#### Seçilen Metin

Yahûdilik-Masonluk münâsebeti (61)
Mustafa Kemâl’e göre,
Wilson’ın iyi niyetle ortaya attığı “Umdeler”i gâlib Devletler hedefinden
saptırmış
“ Zaten
Profesör Vilsonun hukuk nazariyatına uygun umdeleri, İngiliz ve Fransız
politikacılarının elinde pek çabuk galip devletlerin siyasî menfaatlerine
uyacak bir şekle dökülmüştü. Milliyet
prensipi yalnız mağlûp devletlerin kuvvetten düşmesi için tatbik edilerek,
İngiltere, Fransa gibi müteaddit milletlere hâkim olan galip imparatorluklara
asla teşmil edilmemiştir. Bundan başka mağlûp devletlere tatbikında dahi
esasa sadık kalınmıyarak büyük devletlerin o andaki menfaatleri gözetilmişti.
[…]
“Hasılı XIX.
asrın ortalarındanberi milliyet nazariyatçılarının tahakkuk ettirmek
istedikleri millî devletler ve
Avrupada millî devletler birliği
gayesine müteveccih Vilson umdeleri, büyük devletlerin menfaatlerine göre
bozulmak istenilince, Amerika Müttehit Devletleri Hükûmeti, Avrupa işlerinden
tekrar elini çekti; ‘Milletler Cemiyeti Misakını’ ve bu harbe hitam veren
muahedeleri tasdik etmedi; bu suretle Milletler Cemiyetine girmemiş oldu. İlh…”

#### Çalışmanın Amacı
Wilson ilkeleri üzerine olan metinden "Yahûdilik-Masonluk münâsebeti (61)" ile başlayıp "andaki menfaatleri gözetilmişti." ile biten bölümü hiç değiştirmeden yazın.

#### Verilen Bilgiler

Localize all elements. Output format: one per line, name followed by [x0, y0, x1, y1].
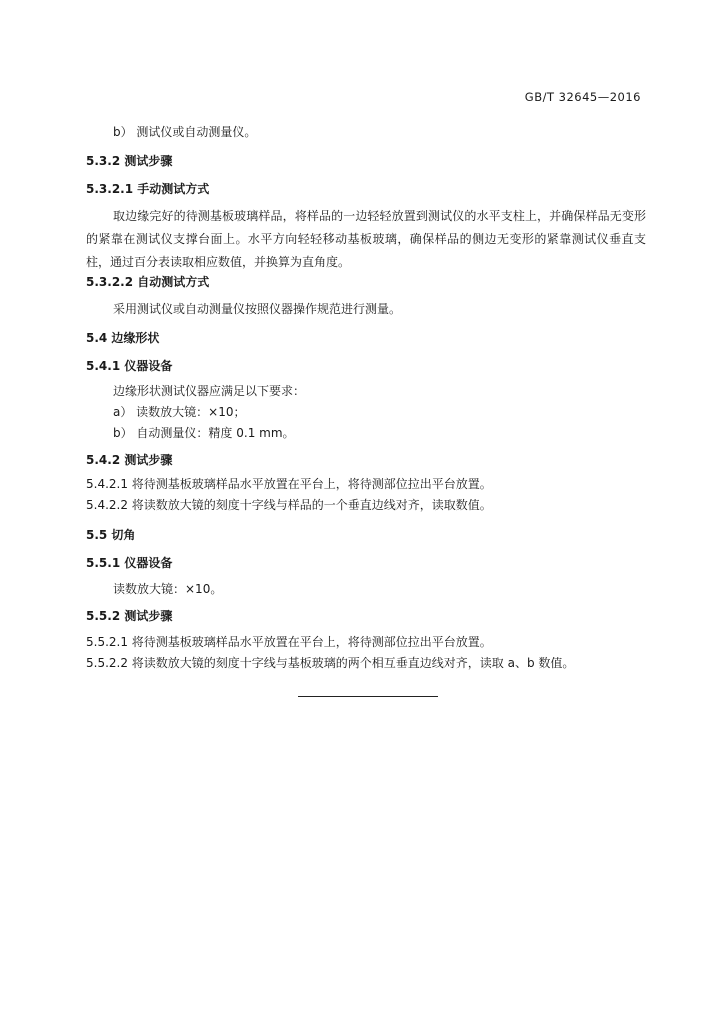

#### Çözümlü Alıştırma
Yahûdilik-Masonluk münâsebeti (61)
Mustafa Kemâl’e göre,
Wilson’ın iyi niyetle ortaya attığı “Umdeler”i gâlib Devletler hedefinden
saptırmış
“ Zaten
Profesör Vilsonun hukuk nazariyatına uygun umdeleri, İngiliz ve Fransız
politikacılarının elinde pek çabuk galip devletlerin siyasî menfaatlerine
uyacak bir şekle dökülmüştü. Milliyet
prensipi yalnız mağlûp devletlerin kuvvetten düşmesi için tatbik edilerek,
İngiltere, Fransa gibi müteaddit milletlere hâkim olan galip imparatorluklara
asla teşmil edilmemiştir. Bundan başka mağlûp devletlere tatbikında dahi
esasa sadık kalınmıyarak büyük devletlerin o andaki menfaatleri gözetilmişti.